> _Brief_:
Quote the passage on the CH-53K helicopter word for word, from "Overall, the Marine" up to and including "production in 2016.".

> _Extract provided_:
---+---

The CH-53K effort is not new to some programmatic struggles and delays. The program office says they are on track after an April 2011 Government Accountability Office report on the program raised concerns about cost growth and schedule delays with the CH-53K. Overall, the program plans to reach operational status by 2019, a full four years behind its original schedule.

The report, titled, “CH-53K Helicopter Program has Addressed Early Difficulties and Adopted Strategies to Address Future Risks,” credits the program for implementing strategies to delay production and increase developmental funding, but cites a history of problematic cost growth for the effort.

Improved Performance

The CH-53K’s payload capacity is three times that of the existing CH-53E model helicopters which can carry up to 9,000 pounds, said Vanderborght.

This can be achieved, in part, because the helicopter is being built with lighter-weight composite materials, materials able to equal or exceed the performance of traditional metals at a much lighter weight. The helicopter includes aluminum and titanium, said Michael Torok, vice president of 53K Programs for Sikorsky Aircraft Corporation.

The beam structure and skins are all composite as well, and the rotor blades are a combination of new airfoils, taper and a modification of the tip deflection of the blade, he explained.

The altitude testing on the aircraft is done in a test chamber and an important requirement for the endurance testing is to get 100 hours of flying on the aircraft on the ground before it takes its first flight in the air.

“In parallel to the first flight, we will continue to run the ground test vehicle so that if there are any issues that may come up we find them on the ground vehicle before we find them on the aircraft. Earlier you discover things, you can more affordably address them,” Vanderborght added.

Overall, the Marine Corps plans to build as many as 200 CH-53K helicopters at an approximate price of about $70 million per aircraft. The Corps plans to have a fully operational fleet of CH 53K helicopters by 2028 in order to serve out through the 2050s. The aircraft is slated to enter production in 2016.

“The CH 53K represents is not just the continuation of heavy lift capability but really a transformation of what we are going to be able to do. It is going to ensure that the Marine Corps remains our most ready force,” said Purcell.

---+---

> _Supplied material_:
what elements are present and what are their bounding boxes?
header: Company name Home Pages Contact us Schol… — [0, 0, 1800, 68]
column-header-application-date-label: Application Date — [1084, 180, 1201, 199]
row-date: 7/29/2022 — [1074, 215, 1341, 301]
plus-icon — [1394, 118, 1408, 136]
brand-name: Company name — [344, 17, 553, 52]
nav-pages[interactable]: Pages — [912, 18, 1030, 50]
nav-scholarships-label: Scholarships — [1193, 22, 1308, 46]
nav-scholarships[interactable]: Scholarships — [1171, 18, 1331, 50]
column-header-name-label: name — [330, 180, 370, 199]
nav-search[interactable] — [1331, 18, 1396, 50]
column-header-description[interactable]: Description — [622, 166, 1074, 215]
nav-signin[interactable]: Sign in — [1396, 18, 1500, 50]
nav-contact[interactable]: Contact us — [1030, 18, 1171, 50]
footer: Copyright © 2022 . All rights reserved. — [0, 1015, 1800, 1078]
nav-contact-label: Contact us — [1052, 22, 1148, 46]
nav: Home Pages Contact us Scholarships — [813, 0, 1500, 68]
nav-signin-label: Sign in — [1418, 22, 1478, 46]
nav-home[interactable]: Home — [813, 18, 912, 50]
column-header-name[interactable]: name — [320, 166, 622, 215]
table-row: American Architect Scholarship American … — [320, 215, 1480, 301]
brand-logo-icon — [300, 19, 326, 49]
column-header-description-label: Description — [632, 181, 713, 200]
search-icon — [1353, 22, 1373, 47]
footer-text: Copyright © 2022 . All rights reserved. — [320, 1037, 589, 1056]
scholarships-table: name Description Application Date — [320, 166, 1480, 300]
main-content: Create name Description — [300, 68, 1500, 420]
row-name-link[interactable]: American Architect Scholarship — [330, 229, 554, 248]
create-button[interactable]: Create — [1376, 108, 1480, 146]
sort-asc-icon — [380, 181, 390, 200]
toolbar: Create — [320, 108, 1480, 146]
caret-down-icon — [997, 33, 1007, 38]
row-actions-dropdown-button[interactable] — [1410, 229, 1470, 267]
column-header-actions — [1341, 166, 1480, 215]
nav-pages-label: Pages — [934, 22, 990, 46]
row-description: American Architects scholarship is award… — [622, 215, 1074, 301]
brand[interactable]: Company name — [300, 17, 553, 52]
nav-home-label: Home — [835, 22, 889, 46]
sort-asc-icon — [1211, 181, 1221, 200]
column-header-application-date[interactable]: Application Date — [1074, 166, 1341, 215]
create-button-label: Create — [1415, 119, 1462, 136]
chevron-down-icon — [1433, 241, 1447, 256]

---+---

> _Task response_:
Overall, the Marine Corps plans to build as many as 200 CH-53K helicopters at an approximate price of about $70 million per aircraft. The Corps plans to have a fully operational fleet of CH 53K helicopters by 2028 in order to serve out through the 2050s. The aircraft is slated to enter production in 2016.